Material supplied
####################
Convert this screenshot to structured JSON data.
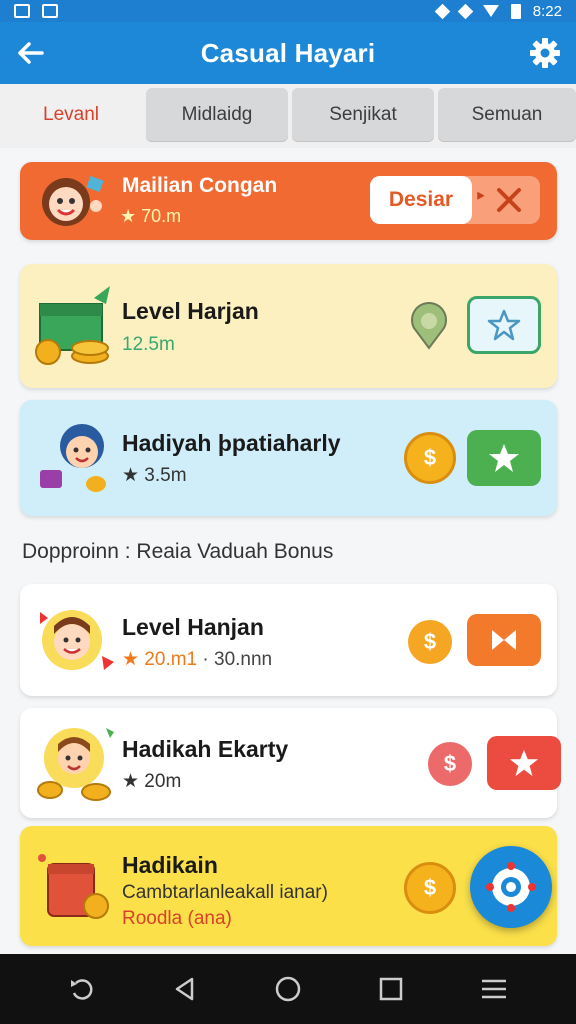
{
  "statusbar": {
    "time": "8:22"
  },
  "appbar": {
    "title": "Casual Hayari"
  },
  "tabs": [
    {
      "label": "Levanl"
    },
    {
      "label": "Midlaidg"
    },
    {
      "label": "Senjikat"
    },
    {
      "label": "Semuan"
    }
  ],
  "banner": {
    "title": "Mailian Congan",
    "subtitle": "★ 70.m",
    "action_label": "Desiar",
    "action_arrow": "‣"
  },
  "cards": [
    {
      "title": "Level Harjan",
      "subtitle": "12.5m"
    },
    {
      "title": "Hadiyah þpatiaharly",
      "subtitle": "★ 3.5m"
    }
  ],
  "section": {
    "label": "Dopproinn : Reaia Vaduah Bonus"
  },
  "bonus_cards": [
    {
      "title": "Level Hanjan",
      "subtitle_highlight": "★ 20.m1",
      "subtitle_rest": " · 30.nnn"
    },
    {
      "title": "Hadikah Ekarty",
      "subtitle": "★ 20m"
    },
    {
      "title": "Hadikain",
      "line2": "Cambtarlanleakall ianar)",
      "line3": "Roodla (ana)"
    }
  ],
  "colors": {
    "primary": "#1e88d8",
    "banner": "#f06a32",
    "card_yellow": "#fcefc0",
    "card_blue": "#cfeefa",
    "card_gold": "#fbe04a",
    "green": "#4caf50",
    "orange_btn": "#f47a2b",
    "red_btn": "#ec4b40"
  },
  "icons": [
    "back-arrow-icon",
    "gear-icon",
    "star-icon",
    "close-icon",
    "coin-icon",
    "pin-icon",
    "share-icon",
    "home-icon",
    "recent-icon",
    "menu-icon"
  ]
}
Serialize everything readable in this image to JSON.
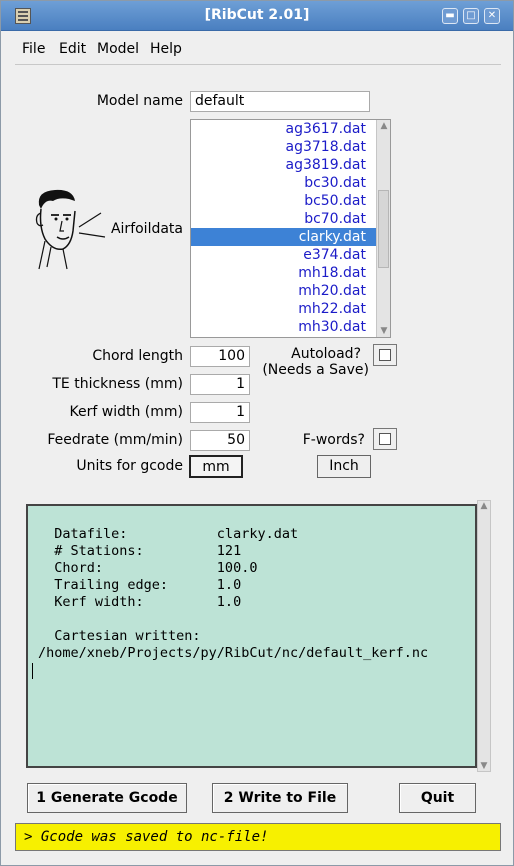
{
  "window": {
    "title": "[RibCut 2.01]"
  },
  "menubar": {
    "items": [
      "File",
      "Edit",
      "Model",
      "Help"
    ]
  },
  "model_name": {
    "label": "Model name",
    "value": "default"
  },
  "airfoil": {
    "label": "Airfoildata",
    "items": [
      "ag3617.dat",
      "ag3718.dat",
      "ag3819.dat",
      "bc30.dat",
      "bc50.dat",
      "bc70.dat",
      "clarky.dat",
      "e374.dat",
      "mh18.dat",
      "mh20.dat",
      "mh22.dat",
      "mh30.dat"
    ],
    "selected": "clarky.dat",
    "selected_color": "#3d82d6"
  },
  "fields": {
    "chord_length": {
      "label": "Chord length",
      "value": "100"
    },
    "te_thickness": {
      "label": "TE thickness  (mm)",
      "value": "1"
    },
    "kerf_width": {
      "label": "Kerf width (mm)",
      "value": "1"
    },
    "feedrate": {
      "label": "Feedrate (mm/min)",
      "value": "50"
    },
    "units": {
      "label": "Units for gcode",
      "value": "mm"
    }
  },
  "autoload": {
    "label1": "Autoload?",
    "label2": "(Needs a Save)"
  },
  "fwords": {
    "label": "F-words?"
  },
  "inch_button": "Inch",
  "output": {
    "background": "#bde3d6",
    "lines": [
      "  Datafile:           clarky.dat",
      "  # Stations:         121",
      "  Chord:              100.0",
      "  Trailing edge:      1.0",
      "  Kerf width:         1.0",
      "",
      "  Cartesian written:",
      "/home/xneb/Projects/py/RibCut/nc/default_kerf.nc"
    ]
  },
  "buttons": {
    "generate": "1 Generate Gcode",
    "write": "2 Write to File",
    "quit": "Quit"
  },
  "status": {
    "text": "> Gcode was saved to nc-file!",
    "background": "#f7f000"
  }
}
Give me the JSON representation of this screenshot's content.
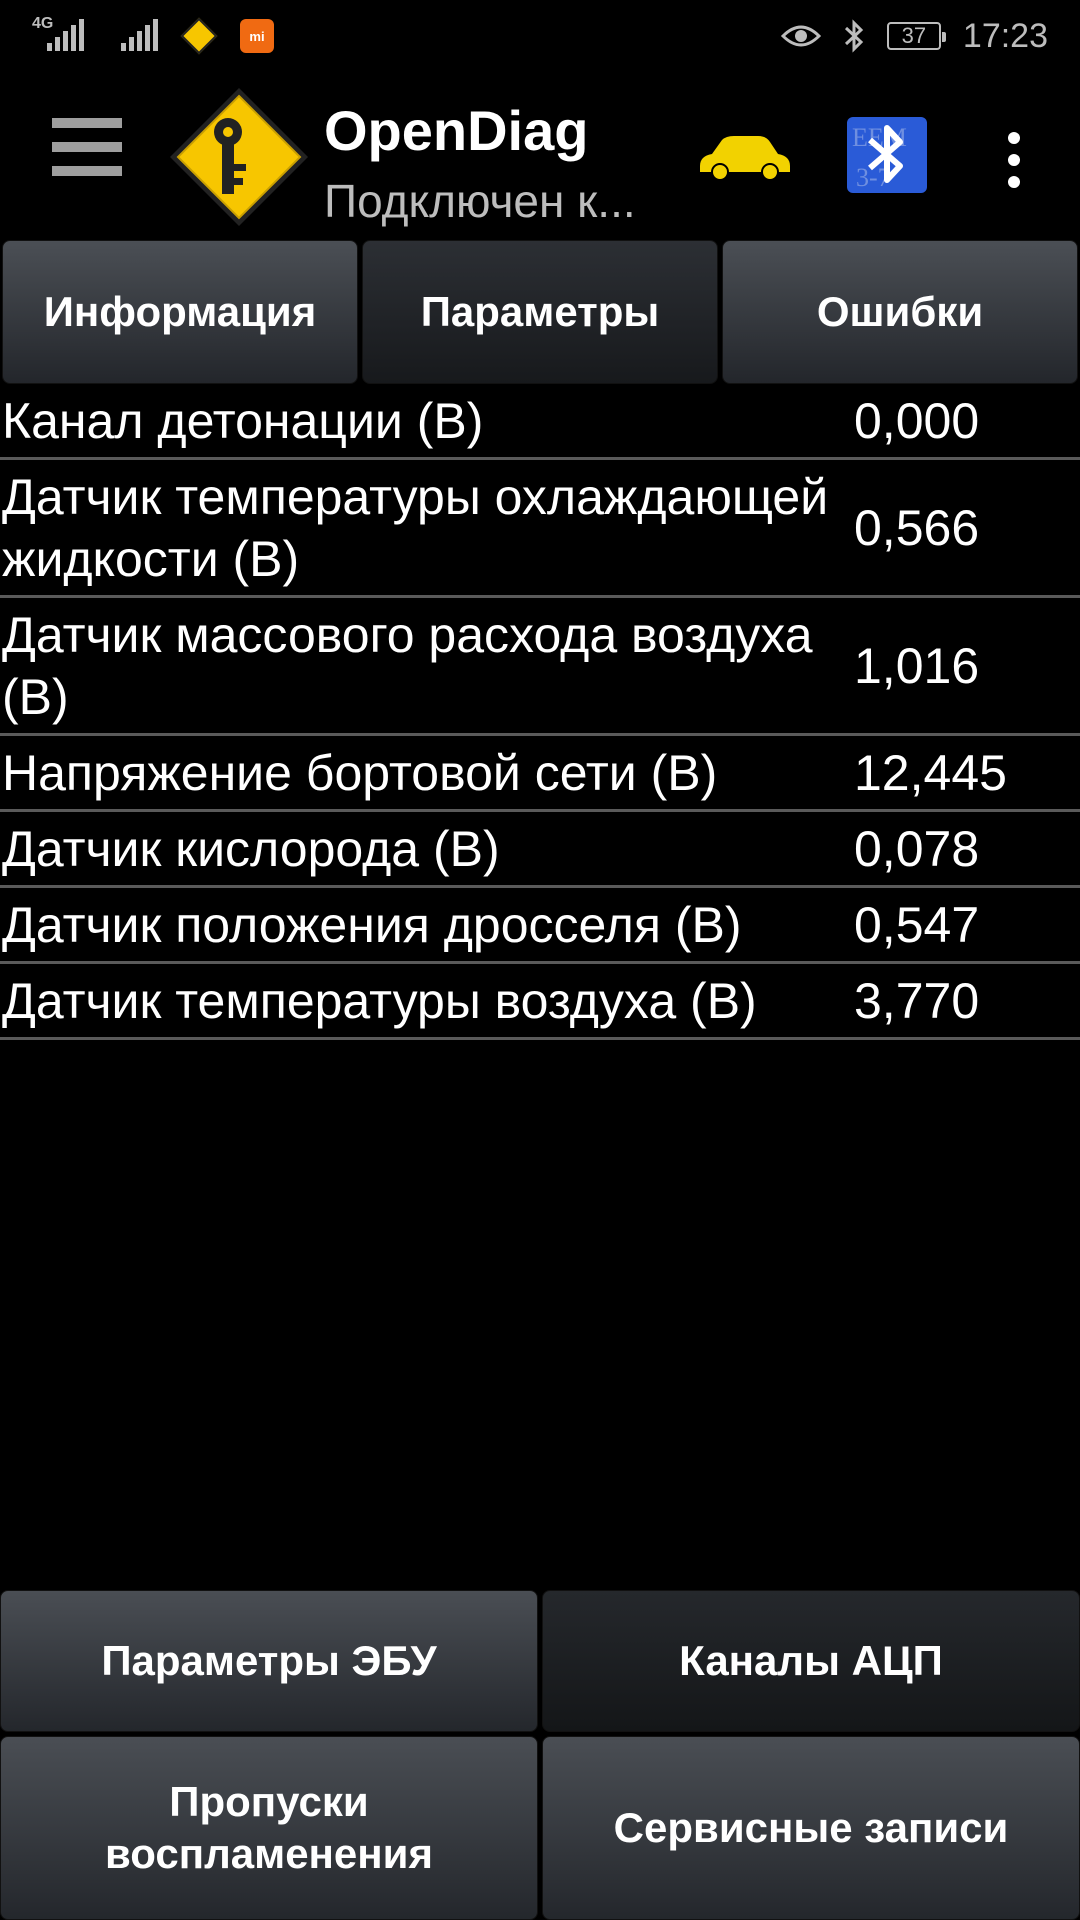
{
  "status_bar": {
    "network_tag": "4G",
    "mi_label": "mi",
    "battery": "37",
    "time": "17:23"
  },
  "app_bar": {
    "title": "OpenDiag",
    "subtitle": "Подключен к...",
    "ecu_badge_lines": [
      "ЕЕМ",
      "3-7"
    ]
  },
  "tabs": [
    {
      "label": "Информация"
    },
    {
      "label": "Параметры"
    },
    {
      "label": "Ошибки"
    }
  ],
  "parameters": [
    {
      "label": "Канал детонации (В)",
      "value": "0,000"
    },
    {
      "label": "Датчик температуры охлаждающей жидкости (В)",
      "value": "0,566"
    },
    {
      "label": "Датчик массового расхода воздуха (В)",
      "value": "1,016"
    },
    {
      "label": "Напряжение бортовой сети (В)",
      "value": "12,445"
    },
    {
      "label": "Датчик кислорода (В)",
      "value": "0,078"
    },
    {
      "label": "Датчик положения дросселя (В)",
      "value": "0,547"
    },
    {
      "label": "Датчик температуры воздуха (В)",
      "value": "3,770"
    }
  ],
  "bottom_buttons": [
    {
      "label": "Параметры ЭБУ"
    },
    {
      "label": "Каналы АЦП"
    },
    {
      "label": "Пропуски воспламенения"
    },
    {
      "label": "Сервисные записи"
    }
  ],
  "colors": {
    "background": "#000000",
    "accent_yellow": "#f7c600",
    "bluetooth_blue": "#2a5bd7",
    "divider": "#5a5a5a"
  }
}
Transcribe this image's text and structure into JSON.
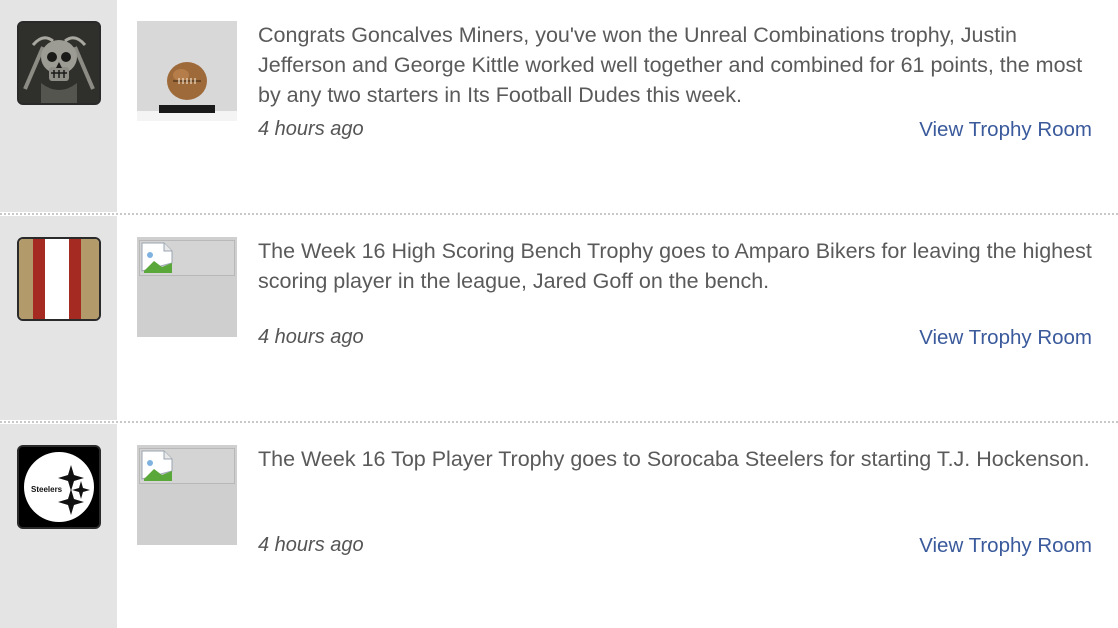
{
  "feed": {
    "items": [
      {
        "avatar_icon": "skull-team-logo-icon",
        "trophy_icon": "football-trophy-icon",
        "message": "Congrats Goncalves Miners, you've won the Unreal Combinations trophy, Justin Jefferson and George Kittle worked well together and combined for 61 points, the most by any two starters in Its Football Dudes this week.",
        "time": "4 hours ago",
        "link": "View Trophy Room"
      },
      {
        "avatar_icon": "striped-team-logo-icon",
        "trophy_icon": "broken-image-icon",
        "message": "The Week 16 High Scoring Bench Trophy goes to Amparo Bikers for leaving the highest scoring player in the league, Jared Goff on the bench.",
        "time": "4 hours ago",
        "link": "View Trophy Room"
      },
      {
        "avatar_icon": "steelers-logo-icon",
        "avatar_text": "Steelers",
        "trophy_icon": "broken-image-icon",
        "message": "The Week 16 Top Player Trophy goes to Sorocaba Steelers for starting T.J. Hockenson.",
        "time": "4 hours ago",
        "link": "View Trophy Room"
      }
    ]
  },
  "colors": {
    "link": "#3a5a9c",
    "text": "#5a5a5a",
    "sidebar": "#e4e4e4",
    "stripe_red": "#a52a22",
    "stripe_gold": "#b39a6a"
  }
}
####################
Problem
Return every line from the records above that holds the word "JSON".

Answer to the exercise
Convert this screenshot to structured JSON data.
Serialize everything readable in this image to JSON.
Give me the JSON representation of this screenshot's content.
Transcribe this image's text and structure into JSON.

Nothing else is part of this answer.